__TASK TO CARRY OUT__
Exactly as given, repeat all of the entries.

__SOURCE MATERIAL__
******

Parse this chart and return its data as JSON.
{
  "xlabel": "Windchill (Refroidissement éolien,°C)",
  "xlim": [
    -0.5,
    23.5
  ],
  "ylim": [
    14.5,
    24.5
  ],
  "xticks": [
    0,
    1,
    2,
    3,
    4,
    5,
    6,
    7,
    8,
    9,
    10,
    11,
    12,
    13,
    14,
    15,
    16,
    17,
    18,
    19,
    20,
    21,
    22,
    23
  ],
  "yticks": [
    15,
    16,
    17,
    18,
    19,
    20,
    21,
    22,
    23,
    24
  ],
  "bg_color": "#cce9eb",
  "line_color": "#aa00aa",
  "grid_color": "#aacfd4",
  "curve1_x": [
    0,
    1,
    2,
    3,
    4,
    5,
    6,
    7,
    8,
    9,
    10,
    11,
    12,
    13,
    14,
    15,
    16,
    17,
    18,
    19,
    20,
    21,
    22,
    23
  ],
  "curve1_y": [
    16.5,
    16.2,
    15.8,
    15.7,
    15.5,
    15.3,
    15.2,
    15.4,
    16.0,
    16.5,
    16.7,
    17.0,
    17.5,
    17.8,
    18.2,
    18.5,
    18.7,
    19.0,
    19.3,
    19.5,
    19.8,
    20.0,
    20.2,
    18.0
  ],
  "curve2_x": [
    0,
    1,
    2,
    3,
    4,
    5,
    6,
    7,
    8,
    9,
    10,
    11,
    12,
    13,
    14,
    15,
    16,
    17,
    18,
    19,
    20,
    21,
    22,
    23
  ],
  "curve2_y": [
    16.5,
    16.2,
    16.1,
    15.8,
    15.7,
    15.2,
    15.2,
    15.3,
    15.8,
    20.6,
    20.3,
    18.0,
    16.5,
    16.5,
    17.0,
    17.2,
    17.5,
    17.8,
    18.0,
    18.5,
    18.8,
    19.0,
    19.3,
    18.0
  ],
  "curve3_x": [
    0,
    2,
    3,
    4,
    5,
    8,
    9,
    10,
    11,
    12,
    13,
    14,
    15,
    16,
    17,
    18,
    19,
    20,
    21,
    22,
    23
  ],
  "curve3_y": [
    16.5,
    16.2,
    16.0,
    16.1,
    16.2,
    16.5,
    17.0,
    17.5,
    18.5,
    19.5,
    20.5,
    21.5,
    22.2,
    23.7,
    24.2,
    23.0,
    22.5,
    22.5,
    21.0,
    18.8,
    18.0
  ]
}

******

__TASK SOLUTION__
Parse this chart and return its data as JSON.
{
  "xlabel": "Windchill (Refroidissement éolien,°C)",
  "xlim": [
    -0.5,
    23.5
  ],
  "ylim": [
    14.5,
    24.5
  ],
  "xticks": [
    0,
    1,
    2,
    3,
    4,
    5,
    6,
    7,
    8,
    9,
    10,
    11,
    12,
    13,
    14,
    15,
    16,
    17,
    18,
    19,
    20,
    21,
    22,
    23
  ],
  "yticks": [
    15,
    16,
    17,
    18,
    19,
    20,
    21,
    22,
    23,
    24
  ],
  "bg_color": "#cce9eb",
  "line_color": "#aa00aa",
  "grid_color": "#aacfd4",
  "curve1_x": [
    0,
    1,
    2,
    3,
    4,
    5,
    6,
    7,
    8,
    9,
    10,
    11,
    12,
    13,
    14,
    15,
    16,
    17,
    18,
    19,
    20,
    21,
    22,
    23
  ],
  "curve1_y": [
    16.5,
    16.2,
    15.8,
    15.7,
    15.5,
    15.3,
    15.2,
    15.4,
    16.0,
    16.5,
    16.7,
    17.0,
    17.5,
    17.8,
    18.2,
    18.5,
    18.7,
    19.0,
    19.3,
    19.5,
    19.8,
    20.0,
    20.2,
    18.0
  ],
  "curve2_x": [
    0,
    1,
    2,
    3,
    4,
    5,
    6,
    7,
    8,
    9,
    10,
    11,
    12,
    13,
    14,
    15,
    16,
    17,
    18,
    19,
    20,
    21,
    22,
    23
  ],
  "curve2_y": [
    16.5,
    16.2,
    16.1,
    15.8,
    15.7,
    15.2,
    15.2,
    15.3,
    15.8,
    20.6,
    20.3,
    18.0,
    16.5,
    16.5,
    17.0,
    17.2,
    17.5,
    17.8,
    18.0,
    18.5,
    18.8,
    19.0,
    19.3,
    18.0
  ],
  "curve3_x": [
    0,
    2,
    3,
    4,
    5,
    8,
    9,
    10,
    11,
    12,
    13,
    14,
    15,
    16,
    17,
    18,
    19,
    20,
    21,
    22,
    23
  ],
  "curve3_y": [
    16.5,
    16.2,
    16.0,
    16.1,
    16.2,
    16.5,
    17.0,
    17.5,
    18.5,
    19.5,
    20.5,
    21.5,
    22.2,
    23.7,
    24.2,
    23.0,
    22.5,
    22.5,
    21.0,
    18.8,
    18.0
  ]
}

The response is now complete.